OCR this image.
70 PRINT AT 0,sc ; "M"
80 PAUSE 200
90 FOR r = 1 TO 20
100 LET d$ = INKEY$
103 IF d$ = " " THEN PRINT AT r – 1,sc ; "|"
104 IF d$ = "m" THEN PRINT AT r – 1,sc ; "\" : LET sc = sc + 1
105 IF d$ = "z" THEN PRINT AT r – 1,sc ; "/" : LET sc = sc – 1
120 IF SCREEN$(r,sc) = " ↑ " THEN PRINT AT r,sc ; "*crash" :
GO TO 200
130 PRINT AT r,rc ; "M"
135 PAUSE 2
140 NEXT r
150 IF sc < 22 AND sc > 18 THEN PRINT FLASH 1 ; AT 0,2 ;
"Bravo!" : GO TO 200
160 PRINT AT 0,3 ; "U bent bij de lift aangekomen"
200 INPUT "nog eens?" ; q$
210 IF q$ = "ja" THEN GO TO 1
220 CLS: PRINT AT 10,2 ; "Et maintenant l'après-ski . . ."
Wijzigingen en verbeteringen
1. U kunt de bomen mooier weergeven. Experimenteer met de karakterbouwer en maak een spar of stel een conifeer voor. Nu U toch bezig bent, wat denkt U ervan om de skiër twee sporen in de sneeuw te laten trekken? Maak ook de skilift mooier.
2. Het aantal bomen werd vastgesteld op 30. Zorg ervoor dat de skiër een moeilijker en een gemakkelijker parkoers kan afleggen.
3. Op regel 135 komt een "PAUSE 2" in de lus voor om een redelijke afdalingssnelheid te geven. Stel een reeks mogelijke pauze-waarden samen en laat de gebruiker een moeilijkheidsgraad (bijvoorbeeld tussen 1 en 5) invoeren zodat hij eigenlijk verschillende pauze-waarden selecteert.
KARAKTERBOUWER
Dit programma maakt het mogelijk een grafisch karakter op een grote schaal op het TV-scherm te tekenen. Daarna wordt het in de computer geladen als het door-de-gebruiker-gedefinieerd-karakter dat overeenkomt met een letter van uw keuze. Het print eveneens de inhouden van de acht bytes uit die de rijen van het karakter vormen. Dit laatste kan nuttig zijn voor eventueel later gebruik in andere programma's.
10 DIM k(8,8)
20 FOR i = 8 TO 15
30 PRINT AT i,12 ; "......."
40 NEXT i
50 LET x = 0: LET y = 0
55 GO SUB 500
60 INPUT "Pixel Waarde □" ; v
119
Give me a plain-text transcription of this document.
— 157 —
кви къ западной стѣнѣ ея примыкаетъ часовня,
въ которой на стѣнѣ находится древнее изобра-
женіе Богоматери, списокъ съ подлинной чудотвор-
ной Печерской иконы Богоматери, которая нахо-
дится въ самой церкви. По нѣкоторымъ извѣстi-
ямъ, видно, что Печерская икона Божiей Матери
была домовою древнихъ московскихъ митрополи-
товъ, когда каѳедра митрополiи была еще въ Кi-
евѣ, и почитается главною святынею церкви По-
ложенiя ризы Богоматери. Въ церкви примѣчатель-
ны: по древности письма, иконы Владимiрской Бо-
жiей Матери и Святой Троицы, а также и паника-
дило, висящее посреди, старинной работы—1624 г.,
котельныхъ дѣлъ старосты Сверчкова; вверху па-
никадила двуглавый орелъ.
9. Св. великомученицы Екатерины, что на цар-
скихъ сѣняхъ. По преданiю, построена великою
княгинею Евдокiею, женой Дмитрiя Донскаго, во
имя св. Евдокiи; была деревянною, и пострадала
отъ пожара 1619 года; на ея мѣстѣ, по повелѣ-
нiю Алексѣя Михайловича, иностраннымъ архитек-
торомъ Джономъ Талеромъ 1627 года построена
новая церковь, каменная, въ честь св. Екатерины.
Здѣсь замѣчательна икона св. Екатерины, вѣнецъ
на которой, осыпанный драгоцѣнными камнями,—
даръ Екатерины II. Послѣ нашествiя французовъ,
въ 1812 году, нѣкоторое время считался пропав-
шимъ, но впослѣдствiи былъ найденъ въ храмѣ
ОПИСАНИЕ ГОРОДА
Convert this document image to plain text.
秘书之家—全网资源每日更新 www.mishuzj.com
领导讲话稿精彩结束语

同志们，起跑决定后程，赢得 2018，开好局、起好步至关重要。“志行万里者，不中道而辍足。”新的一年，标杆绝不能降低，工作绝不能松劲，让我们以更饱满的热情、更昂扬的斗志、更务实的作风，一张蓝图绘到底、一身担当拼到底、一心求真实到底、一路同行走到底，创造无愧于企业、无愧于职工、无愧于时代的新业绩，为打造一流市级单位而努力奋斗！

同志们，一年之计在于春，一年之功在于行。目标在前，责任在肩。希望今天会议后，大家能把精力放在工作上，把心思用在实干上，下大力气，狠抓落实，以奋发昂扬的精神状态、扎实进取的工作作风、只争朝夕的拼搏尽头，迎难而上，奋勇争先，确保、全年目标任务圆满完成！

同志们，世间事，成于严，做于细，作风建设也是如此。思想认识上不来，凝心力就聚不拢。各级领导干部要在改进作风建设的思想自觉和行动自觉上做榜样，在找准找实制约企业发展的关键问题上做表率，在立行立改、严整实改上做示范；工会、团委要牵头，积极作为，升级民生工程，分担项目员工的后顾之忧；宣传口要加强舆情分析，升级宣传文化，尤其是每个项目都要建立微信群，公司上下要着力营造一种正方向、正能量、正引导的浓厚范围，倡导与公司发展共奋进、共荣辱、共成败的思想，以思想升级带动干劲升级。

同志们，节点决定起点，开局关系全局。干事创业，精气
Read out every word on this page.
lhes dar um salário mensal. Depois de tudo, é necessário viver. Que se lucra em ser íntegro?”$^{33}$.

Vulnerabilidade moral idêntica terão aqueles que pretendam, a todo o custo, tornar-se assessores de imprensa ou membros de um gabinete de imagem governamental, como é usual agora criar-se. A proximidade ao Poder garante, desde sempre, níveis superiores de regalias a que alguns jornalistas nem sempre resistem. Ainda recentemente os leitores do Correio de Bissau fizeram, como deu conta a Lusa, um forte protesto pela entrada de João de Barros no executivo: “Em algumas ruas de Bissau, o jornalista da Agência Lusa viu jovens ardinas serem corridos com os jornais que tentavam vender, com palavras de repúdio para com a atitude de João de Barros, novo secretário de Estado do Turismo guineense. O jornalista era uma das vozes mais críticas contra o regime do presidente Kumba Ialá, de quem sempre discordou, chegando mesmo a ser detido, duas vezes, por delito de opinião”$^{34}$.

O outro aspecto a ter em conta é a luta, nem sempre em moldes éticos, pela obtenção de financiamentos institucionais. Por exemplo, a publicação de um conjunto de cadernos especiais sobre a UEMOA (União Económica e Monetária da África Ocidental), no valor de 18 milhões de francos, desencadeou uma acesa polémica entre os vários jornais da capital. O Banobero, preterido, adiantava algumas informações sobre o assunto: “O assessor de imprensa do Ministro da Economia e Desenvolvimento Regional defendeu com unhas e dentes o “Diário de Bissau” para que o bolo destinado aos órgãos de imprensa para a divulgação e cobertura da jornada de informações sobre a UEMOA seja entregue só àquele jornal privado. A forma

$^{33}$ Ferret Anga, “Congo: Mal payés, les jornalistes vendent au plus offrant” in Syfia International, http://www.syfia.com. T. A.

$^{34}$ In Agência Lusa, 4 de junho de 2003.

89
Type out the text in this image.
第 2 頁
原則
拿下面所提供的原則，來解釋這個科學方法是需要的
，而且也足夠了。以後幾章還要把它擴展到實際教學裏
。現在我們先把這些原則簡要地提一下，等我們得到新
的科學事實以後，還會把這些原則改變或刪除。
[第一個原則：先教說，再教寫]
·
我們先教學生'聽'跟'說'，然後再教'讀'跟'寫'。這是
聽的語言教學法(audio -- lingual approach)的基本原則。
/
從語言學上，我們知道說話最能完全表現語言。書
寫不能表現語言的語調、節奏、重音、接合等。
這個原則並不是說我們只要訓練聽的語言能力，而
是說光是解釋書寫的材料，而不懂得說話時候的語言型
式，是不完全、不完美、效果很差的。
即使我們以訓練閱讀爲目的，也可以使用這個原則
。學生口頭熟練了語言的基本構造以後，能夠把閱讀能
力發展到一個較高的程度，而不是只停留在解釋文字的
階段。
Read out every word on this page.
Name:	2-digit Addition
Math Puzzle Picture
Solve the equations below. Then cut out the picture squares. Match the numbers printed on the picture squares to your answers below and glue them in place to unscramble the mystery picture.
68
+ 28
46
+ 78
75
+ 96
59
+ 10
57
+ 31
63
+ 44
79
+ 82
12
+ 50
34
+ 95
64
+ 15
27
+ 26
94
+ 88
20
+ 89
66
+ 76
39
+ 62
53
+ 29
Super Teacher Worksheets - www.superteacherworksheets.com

**SHORT EXERCISE**
Output an exact copy of the lines beginning at the one that holds "Type out the text in this image." and running through the final line of the records.

**EXERCISE RESPONSE**
Type out the text in this image.
第 2 頁
原則
拿下面所提供的原則，來解釋這個科學方法是需要的
，而且也足夠了。以後幾章還要把它擴展到實際教學裏
。現在我們先把這些原則簡要地提一下，等我們得到新
的科學事實以後，還會把這些原則改變或刪除。
[第一個原則：先教說，再教寫]
·
我們先教學生'聽'跟'說'，然後再教'讀'跟'寫'。這是
聽的語言教學法(audio -- lingual approach)的基本原則。
/
從語言學上，我們知道說話最能完全表現語言。書
寫不能表現語言的語調、節奏、重音、接合等。
這個原則並不是說我們只要訓練聽的語言能力，而
是說光是解釋書寫的材料，而不懂得說話時候的語言型
式，是不完全、不完美、效果很差的。
即使我們以訓練閱讀爲目的，也可以使用這個原則
。學生口頭熟練了語言的基本構造以後，能夠把閱讀能
力發展到一個較高的程度，而不是只停留在解釋文字的
階段。
Read out every word on this page.
Name:	2-digit Addition
Math Puzzle Picture
Solve the equations below. Then cut out the picture squares. Match the numbers printed on the picture squares to your answers below and glue them in place to unscramble the mystery picture.
68
+ 28
46
+ 78
75
+ 96
59
+ 10
57
+ 31
63
+ 44
79
+ 82
12
+ 50
34
+ 95
64
+ 15
27
+ 26
94
+ 88
20
+ 89
66
+ 76
39
+ 62
53
+ 29
Super Teacher Worksheets - www.superteacherworksheets.com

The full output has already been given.